→ Directive:
In your copy, leave out the pictures; write out all the data exactly.

── Data in this exercise

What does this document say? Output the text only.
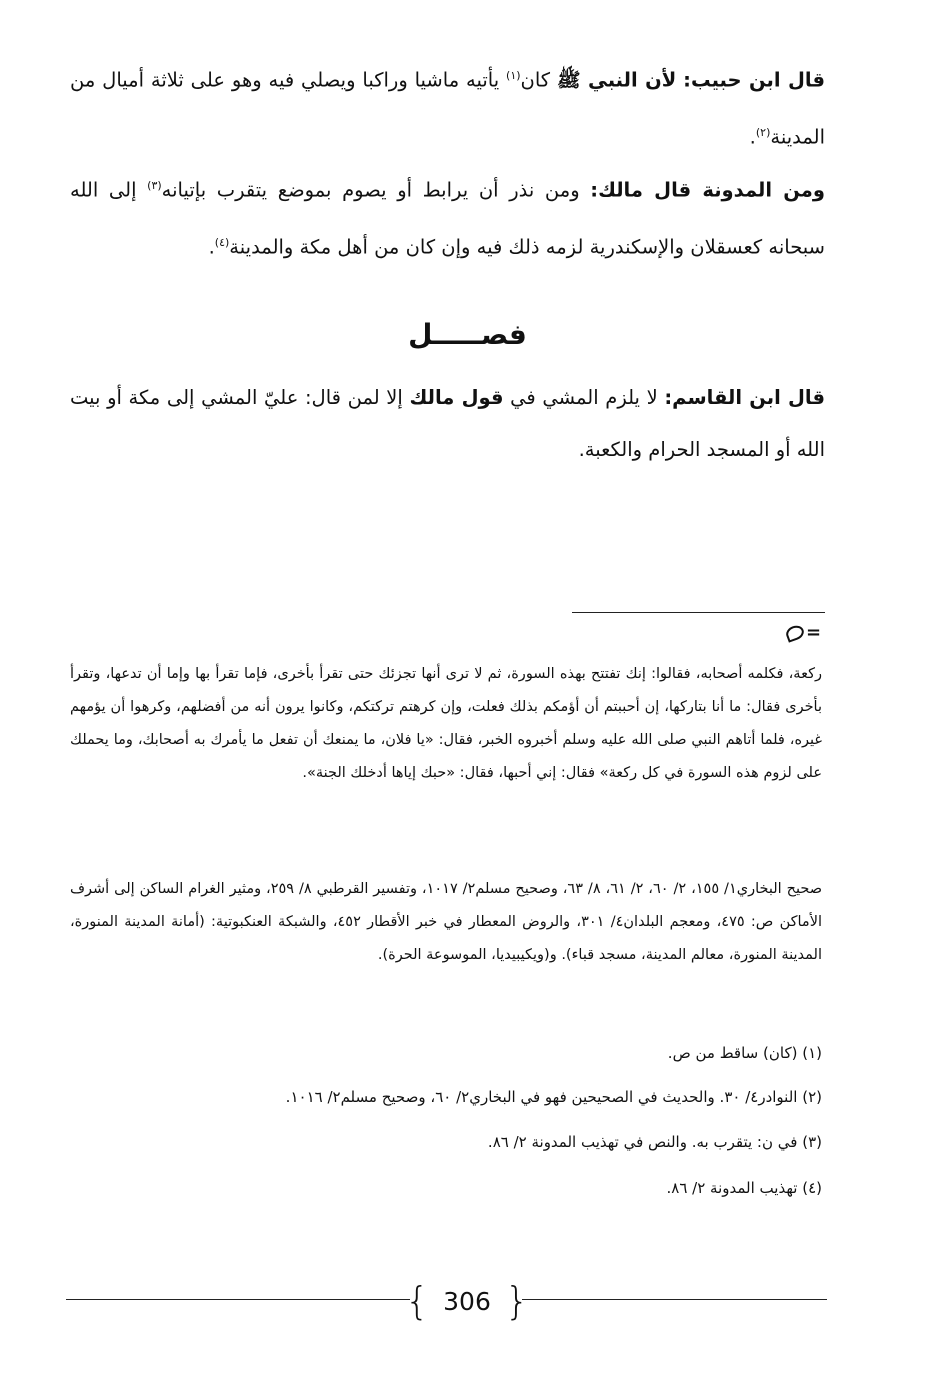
قال ابن حبيب: لأن النبي ﷺ كان$^{(١)}$ يأتيه ماشيا وراكبا ويصلي فيه وهو على ثلاثة أميال من المدينة$^{(٢)}$.
ومن المدونة قال مالك: ومن نذر أن يرابط أو يصوم بموضع يتقرب بإتيانه$^{(٣)}$ إلى الله سبحانه كعسقلان والإسكندرية لزمه ذلك فيه وإن كان من أهل مكة والمدينة$^{(٤)}$.
فصـــــل
قال ابن القاسم: لا يلزم المشي في قول مالك إلا لمن قال: عليّ المشي إلى مكة أو بيت الله أو المسجد الحرام والكعبة.
=
ركعة، فكلمه أصحابه، فقالوا: إنك تفتتح بهذه السورة، ثم لا ترى أنها تجزئك حتى تقرأ بأخرى، فإما تقرأ بها وإما أن تدعها، وتقرأ بأخرى فقال: ما أنا بتاركها، إن أحببتم أن أؤمكم بذلك فعلت، وإن كرهتم تركتكم، وكانوا يرون أنه من أفضلهم، وكرهوا أن يؤمهم غيره، فلما أتاهم النبي صلى الله عليه وسلم أخبروه الخبر، فقال: «يا فلان، ما يمنعك أن تفعل ما يأمرك به أصحابك، وما يحملك على لزوم هذه السورة في كل ركعة» فقال: إني أحبها، فقال: «حبك إياها أدخلك الجنة».
صحيح البخاري١/ ١٥٥، ٢/ ٦٠، ٢/ ٦١، ٨/ ٦٣، وصحيح مسلم٢/ ١٠١٧، وتفسير القرطبي ٨/ ٢٥٩، ومثير الغرام الساكن إلى أشرف الأماكن ص: ٤٧٥، ومعجم البلدان٤/ ٣٠١، والروض المعطار في خبر الأقطار ٤٥٢، والشبكة العنكبوتية: (أمانة المدينة المنورة، المدينة المنورة، معالم المدينة، مسجد قباء). و(ويكيبيديا، الموسوعة الحرة).
(١) (كان) ساقط من ص.
(٢) النوادر٤/ ٣٠. والحديث في الصحيحين فهو في البخاري٢/ ٦٠، وصحيح مسلم٢/ ١٠١٦.
(٣) في ن: يتقرب به. والنص في تهذيب المدونة ٢/ ٨٦.
(٤) تهذيب المدونة ٢/ ٨٦.
{ 306 }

────

→ Result of this exercise:
What does this document say? Output the text only.
قال ابن حبيب: لأن النبي ﷺ كان$^{(١)}$ يأتيه ماشيا وراكبا ويصلي فيه وهو على ثلاثة أميال من المدينة$^{(٢)}$.
ومن المدونة قال مالك: ومن نذر أن يرابط أو يصوم بموضع يتقرب بإتيانه$^{(٣)}$ إلى الله سبحانه كعسقلان والإسكندرية لزمه ذلك فيه وإن كان من أهل مكة والمدينة$^{(٤)}$.
فصـــــل
قال ابن القاسم: لا يلزم المشي في قول مالك إلا لمن قال: عليّ المشي إلى مكة أو بيت الله أو المسجد الحرام والكعبة.
=
ركعة، فكلمه أصحابه، فقالوا: إنك تفتتح بهذه السورة، ثم لا ترى أنها تجزئك حتى تقرأ بأخرى، فإما تقرأ بها وإما أن تدعها، وتقرأ بأخرى فقال: ما أنا بتاركها، إن أحببتم أن أؤمكم بذلك فعلت، وإن كرهتم تركتكم، وكانوا يرون أنه من أفضلهم، وكرهوا أن يؤمهم غيره، فلما أتاهم النبي صلى الله عليه وسلم أخبروه الخبر، فقال: «يا فلان، ما يمنعك أن تفعل ما يأمرك به أصحابك، وما يحملك على لزوم هذه السورة في كل ركعة» فقال: إني أحبها، فقال: «حبك إياها أدخلك الجنة».
صحيح البخاري١/ ١٥٥، ٢/ ٦٠، ٢/ ٦١، ٨/ ٦٣، وصحيح مسلم٢/ ١٠١٧، وتفسير القرطبي ٨/ ٢٥٩، ومثير الغرام الساكن إلى أشرف الأماكن ص: ٤٧٥، ومعجم البلدان٤/ ٣٠١، والروض المعطار في خبر الأقطار ٤٥٢، والشبكة العنكبوتية: (أمانة المدينة المنورة، المدينة المنورة، معالم المدينة، مسجد قباء). و(ويكيبيديا، الموسوعة الحرة).
(١) (كان) ساقط من ص.
(٢) النوادر٤/ ٣٠. والحديث في الصحيحين فهو في البخاري٢/ ٦٠، وصحيح مسلم٢/ ١٠١٦.
(٣) في ن: يتقرب به. والنص في تهذيب المدونة ٢/ ٨٦.
(٤) تهذيب المدونة ٢/ ٨٦.
{ 306 }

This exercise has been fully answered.